## WORK TO BE COMPLETED
Starting with the line that holds "Decode this image", copy out each remaining line of the listing below, up to and including the last one, and include nothing else.

[begin RECORDS FOR THE TASK]

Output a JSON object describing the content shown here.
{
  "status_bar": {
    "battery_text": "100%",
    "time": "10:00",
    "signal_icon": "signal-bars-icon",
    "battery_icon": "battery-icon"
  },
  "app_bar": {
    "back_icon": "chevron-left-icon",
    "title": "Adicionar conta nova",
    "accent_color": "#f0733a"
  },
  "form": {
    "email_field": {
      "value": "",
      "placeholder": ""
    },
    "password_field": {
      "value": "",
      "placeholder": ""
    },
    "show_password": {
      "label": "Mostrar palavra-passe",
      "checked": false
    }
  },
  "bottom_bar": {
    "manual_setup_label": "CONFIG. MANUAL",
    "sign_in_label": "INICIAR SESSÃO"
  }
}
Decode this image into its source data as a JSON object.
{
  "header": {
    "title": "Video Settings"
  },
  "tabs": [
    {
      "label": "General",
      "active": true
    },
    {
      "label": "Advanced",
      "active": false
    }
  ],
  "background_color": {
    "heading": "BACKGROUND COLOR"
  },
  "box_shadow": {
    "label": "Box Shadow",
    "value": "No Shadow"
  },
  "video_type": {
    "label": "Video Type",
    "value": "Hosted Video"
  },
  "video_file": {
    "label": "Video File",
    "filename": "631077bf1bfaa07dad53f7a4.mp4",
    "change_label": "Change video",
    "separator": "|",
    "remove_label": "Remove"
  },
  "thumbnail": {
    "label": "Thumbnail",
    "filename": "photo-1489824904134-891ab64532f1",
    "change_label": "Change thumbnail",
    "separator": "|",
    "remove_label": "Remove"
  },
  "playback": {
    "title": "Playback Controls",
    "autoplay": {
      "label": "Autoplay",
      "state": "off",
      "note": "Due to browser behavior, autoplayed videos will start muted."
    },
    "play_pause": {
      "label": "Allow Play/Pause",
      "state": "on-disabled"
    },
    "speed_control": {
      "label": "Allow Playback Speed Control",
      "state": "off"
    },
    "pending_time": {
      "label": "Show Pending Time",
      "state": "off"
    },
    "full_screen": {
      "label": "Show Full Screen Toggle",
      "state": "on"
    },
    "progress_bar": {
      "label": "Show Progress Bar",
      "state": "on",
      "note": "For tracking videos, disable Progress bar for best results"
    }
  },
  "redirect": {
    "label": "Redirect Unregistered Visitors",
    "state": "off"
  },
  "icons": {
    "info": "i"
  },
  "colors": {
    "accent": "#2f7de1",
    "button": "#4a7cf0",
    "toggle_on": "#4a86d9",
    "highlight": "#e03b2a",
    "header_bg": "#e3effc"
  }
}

[end RECORDS FOR THE TASK]

## RESPONSE
Decode this image into its source data as a JSON object.
{
  "header": {
    "title": "Video Settings"
  },
  "tabs": [
    {
      "label": "General",
      "active": true
    },
    {
      "label": "Advanced",
      "active": false
    }
  ],
  "background_color": {
    "heading": "BACKGROUND COLOR"
  },
  "box_shadow": {
    "label": "Box Shadow",
    "value": "No Shadow"
  },
  "video_type": {
    "label": "Video Type",
    "value": "Hosted Video"
  },
  "video_file": {
    "label": "Video File",
    "filename": "631077bf1bfaa07dad53f7a4.mp4",
    "change_label": "Change video",
    "separator": "|",
    "remove_label": "Remove"
  },
  "thumbnail": {
    "label": "Thumbnail",
    "filename": "photo-1489824904134-891ab64532f1",
    "change_label": "Change thumbnail",
    "separator": "|",
    "remove_label": "Remove"
  },
  "playback": {
    "title": "Playback Controls",
    "autoplay": {
      "label": "Autoplay",
      "state": "off",
      "note": "Due to browser behavior, autoplayed videos will start muted."
    },
    "play_pause": {
      "label": "Allow Play/Pause",
      "state": "on-disabled"
    },
    "speed_control": {
      "label": "Allow Playback Speed Control",
      "state": "off"
    },
    "pending_time": {
      "label": "Show Pending Time",
      "state": "off"
    },
    "full_screen": {
      "label": "Show Full Screen Toggle",
      "state": "on"
    },
    "progress_bar": {
      "label": "Show Progress Bar",
      "state": "on",
      "note": "For tracking videos, disable Progress bar for best results"
    }
  },
  "redirect": {
    "label": "Redirect Unregistered Visitors",
    "state": "off"
  },
  "icons": {
    "info": "i"
  },
  "colors": {
    "accent": "#2f7de1",
    "button": "#4a7cf0",
    "toggle_on": "#4a86d9",
    "highlight": "#e03b2a",
    "header_bg": "#e3effc"
  }
}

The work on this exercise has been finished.